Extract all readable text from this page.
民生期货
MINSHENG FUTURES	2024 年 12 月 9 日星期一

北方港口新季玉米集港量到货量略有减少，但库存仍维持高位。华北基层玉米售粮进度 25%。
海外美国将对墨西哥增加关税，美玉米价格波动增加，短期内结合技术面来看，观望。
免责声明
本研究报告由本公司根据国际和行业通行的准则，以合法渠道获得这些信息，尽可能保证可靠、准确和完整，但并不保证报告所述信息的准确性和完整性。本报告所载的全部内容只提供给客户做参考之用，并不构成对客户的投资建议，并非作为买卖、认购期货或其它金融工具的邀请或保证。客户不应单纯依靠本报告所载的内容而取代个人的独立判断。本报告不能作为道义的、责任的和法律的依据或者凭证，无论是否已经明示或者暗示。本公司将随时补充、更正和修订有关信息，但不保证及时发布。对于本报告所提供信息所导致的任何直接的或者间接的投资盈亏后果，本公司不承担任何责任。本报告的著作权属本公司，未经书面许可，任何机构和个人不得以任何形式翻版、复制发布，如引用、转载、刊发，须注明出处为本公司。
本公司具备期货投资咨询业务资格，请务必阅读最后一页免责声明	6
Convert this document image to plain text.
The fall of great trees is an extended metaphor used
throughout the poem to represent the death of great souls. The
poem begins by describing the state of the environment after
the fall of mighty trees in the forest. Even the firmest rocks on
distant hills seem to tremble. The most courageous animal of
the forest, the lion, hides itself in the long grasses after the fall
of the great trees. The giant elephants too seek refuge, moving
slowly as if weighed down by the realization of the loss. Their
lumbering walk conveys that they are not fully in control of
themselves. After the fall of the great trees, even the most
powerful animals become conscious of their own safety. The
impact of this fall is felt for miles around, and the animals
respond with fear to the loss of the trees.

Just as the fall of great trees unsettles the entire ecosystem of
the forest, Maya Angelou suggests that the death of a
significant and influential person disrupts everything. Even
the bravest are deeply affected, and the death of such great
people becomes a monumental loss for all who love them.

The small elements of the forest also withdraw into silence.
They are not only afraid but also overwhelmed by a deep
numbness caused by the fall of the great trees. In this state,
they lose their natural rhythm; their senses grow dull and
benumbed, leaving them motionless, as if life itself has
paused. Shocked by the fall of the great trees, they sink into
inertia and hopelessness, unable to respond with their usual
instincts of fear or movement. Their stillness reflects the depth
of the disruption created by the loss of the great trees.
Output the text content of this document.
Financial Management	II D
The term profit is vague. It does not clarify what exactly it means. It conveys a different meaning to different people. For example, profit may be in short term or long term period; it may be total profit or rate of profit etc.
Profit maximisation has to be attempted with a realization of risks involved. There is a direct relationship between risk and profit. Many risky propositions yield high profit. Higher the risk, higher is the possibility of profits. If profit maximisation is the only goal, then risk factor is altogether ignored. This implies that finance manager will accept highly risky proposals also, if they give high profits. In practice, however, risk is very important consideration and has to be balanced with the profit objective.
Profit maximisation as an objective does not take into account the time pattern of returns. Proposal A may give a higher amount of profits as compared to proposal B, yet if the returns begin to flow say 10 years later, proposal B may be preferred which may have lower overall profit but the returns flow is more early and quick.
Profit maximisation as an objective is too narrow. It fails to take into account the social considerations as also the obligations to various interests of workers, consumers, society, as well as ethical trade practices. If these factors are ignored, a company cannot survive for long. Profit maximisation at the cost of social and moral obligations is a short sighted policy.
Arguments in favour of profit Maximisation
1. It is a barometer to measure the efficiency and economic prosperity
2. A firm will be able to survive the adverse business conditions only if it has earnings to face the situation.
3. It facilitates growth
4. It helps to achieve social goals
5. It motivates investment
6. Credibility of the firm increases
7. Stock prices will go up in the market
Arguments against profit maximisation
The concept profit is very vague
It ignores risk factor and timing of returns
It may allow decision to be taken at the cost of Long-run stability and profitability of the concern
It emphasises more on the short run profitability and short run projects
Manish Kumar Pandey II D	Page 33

* [What the task requires]: Return every line from the records above that holds the word "great".

* [Answer to the problem]:
The fall of great trees is an extended metaphor used
throughout the poem to represent the death of great souls. The
of the great trees. The giant elephants too seek refuge, moving
themselves. After the fall of the great trees, even the most
Just as the fall of great trees unsettles the entire ecosystem of
the bravest are deeply affected, and the death of such great
numbness caused by the fall of the great trees. In this state,
paused. Shocked by the fall of the great trees, they sink into
of the disruption created by the loss of the great trees.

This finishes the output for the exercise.